══ Records supplied ══

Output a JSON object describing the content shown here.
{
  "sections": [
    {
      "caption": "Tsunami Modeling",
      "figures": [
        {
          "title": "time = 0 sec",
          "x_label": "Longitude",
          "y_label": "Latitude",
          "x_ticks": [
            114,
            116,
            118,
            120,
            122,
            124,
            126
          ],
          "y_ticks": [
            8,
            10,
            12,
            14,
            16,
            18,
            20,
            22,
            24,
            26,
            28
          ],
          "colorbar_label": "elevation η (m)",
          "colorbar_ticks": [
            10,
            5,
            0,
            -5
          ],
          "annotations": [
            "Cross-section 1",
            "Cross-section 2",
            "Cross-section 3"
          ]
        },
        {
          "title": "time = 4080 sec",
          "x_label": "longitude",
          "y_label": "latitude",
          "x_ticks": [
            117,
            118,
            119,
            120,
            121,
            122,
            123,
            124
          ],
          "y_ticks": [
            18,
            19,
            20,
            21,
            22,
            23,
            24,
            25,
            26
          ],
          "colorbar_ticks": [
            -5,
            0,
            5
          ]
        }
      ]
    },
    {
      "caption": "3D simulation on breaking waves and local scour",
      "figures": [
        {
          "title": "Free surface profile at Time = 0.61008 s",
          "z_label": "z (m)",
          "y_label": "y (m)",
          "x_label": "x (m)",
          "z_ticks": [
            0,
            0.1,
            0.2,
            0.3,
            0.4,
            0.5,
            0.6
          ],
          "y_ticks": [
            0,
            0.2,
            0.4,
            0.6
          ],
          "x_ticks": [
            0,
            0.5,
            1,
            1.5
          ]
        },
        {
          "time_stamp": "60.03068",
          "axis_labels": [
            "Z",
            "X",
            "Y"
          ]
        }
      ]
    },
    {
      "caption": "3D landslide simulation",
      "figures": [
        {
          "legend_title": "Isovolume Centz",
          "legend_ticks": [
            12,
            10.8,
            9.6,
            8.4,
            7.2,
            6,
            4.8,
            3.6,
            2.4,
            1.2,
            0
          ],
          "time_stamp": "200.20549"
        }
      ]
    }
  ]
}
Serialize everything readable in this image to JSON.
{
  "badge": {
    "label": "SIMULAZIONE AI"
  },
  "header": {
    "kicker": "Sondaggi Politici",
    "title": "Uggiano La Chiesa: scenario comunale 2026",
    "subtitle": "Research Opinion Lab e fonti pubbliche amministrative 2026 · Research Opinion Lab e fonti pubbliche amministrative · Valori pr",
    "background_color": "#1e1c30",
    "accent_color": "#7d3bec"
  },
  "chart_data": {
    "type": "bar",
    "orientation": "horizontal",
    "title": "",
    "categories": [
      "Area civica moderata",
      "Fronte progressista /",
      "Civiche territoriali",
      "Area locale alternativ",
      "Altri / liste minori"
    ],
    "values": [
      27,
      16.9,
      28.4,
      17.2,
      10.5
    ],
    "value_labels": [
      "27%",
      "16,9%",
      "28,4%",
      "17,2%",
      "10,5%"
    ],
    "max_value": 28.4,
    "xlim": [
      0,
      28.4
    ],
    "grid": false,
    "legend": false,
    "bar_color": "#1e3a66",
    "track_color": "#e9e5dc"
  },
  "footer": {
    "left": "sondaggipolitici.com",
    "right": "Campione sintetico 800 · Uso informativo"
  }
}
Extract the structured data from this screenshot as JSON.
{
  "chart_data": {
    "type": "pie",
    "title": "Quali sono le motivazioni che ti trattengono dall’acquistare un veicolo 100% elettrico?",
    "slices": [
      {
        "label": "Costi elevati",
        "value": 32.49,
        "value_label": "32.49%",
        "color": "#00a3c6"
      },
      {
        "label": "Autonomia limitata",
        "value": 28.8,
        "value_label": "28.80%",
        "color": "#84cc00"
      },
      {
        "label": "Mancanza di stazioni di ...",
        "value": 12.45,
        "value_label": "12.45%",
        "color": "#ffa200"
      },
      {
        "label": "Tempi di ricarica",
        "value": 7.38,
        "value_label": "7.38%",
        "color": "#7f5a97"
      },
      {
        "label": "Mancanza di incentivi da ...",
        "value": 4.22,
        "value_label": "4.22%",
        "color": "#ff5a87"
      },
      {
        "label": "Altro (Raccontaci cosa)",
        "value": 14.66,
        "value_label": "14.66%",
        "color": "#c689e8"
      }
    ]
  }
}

═══

Your answer should be a single number: the count of lines in these records that hold the string "Cross".

Task solution
3